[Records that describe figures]
BEGIN
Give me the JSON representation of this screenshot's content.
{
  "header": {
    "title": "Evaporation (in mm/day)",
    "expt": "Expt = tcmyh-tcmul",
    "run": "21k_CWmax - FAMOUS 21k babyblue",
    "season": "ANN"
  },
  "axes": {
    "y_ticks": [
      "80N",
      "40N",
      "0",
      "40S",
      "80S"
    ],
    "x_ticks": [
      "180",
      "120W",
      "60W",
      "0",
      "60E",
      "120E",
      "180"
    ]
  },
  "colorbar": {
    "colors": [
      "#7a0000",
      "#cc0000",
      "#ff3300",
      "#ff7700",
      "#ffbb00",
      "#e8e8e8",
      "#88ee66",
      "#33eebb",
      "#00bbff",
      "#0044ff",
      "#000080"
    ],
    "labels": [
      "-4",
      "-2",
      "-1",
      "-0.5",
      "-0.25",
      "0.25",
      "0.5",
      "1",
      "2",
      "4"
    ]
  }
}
END
Goal of the exercise - Without changing a word, restate the whole listing.

Result below -
Give me the JSON representation of this screenshot's content.
{
  "header": {
    "title": "Evaporation (in mm/day)",
    "expt": "Expt = tcmyh-tcmul",
    "run": "21k_CWmax - FAMOUS 21k babyblue",
    "season": "ANN"
  },
  "axes": {
    "y_ticks": [
      "80N",
      "40N",
      "0",
      "40S",
      "80S"
    ],
    "x_ticks": [
      "180",
      "120W",
      "60W",
      "0",
      "60E",
      "120E",
      "180"
    ]
  },
  "colorbar": {
    "colors": [
      "#7a0000",
      "#cc0000",
      "#ff3300",
      "#ff7700",
      "#ffbb00",
      "#e8e8e8",
      "#88ee66",
      "#33eebb",
      "#00bbff",
      "#0044ff",
      "#000080"
    ],
    "labels": [
      "-4",
      "-2",
      "-1",
      "-0.5",
      "-0.25",
      "0.25",
      "0.5",
      "1",
      "2",
      "4"
    ]
  }
}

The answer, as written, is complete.